Set problem: List all the lines in these records that hold "result".

Data entries:
________
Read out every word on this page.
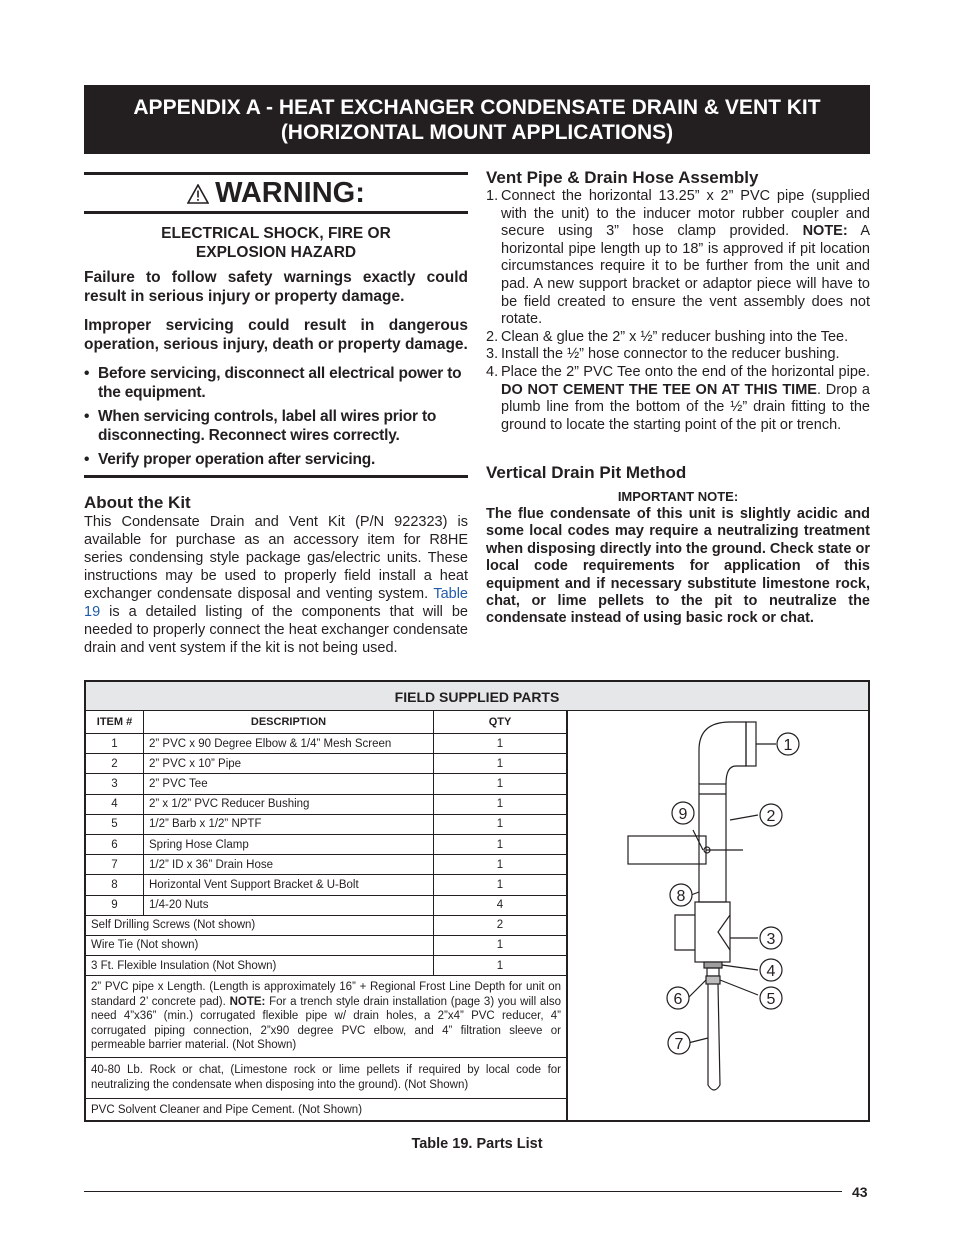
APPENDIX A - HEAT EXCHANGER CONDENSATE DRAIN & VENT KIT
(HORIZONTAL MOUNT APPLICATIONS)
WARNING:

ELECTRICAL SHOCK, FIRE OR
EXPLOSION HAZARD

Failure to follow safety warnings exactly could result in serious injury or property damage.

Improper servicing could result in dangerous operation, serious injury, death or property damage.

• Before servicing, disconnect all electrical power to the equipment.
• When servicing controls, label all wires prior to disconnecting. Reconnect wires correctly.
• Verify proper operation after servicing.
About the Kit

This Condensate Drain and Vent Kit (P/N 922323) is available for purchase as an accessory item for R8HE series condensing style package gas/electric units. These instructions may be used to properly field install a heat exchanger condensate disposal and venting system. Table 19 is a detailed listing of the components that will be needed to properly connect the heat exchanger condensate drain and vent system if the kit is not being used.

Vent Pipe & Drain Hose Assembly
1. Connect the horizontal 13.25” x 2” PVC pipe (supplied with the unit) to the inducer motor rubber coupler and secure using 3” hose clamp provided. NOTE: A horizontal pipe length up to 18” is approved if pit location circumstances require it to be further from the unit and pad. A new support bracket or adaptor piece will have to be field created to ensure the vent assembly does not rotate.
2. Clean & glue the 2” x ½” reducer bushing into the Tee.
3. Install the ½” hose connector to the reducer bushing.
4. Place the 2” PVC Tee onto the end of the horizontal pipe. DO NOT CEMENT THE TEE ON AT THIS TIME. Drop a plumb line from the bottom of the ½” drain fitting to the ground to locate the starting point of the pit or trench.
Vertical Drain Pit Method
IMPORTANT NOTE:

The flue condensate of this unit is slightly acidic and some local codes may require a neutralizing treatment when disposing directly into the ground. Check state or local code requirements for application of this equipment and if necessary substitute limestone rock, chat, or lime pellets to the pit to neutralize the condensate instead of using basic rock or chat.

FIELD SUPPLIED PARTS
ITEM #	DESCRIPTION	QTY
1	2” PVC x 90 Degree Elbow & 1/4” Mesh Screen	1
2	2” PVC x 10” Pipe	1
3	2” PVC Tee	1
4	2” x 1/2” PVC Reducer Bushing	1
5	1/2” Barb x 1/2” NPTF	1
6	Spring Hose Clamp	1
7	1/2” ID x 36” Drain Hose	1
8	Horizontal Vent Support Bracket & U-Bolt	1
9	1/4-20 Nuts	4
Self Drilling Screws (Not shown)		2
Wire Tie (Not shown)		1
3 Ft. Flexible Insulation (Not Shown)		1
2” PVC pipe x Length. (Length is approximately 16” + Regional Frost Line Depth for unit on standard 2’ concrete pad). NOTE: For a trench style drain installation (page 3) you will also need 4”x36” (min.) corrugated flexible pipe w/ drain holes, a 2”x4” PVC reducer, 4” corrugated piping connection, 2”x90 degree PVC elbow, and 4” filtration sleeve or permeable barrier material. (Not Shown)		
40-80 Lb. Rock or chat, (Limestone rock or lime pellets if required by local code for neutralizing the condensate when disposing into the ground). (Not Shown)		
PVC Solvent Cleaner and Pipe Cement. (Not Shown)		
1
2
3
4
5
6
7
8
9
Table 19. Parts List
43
________
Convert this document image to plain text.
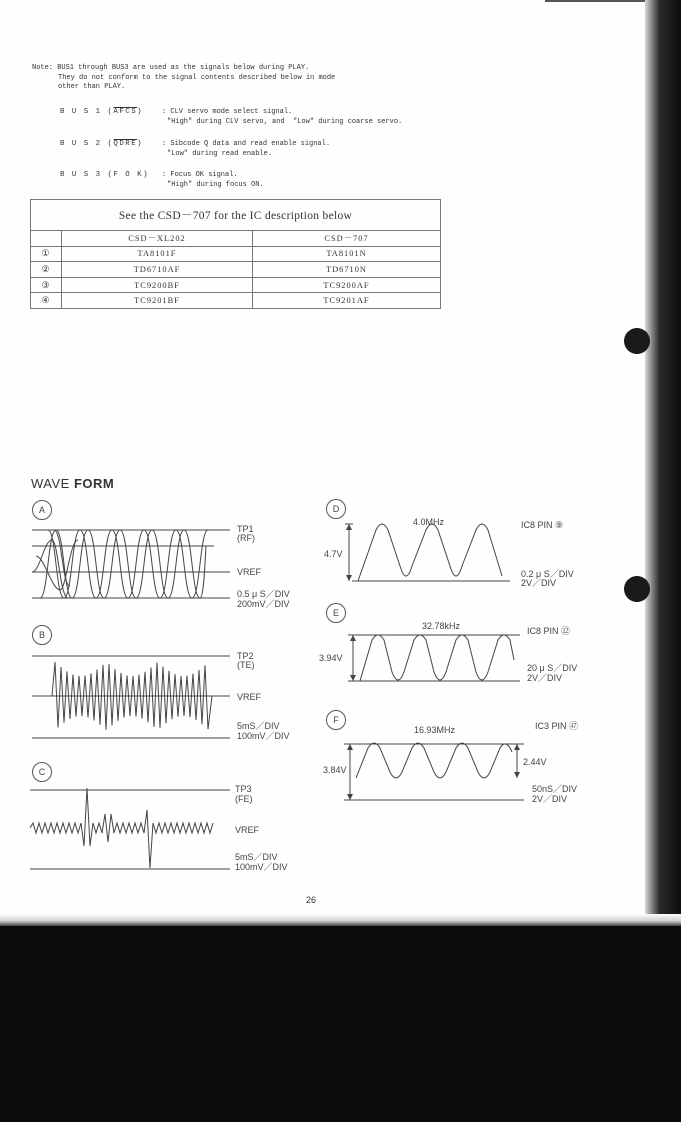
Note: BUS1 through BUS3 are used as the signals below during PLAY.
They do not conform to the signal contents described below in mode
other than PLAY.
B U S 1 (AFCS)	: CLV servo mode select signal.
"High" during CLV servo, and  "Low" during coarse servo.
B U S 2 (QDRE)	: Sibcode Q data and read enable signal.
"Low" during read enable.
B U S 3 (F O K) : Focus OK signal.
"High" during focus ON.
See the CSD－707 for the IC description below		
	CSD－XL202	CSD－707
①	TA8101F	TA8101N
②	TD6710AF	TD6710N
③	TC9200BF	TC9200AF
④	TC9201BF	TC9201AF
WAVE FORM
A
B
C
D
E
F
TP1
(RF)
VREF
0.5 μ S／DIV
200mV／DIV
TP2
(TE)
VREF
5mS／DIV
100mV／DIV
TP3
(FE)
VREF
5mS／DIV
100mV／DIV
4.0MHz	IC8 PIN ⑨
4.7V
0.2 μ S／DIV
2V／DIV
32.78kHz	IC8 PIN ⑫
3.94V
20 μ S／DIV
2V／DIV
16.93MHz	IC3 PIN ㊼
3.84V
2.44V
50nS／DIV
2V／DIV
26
________
Solution:
Failure to follow safety warnings exactly could result in serious injury or property damage.
Improper servicing could result in dangerous operation, serious injury, death or property damage.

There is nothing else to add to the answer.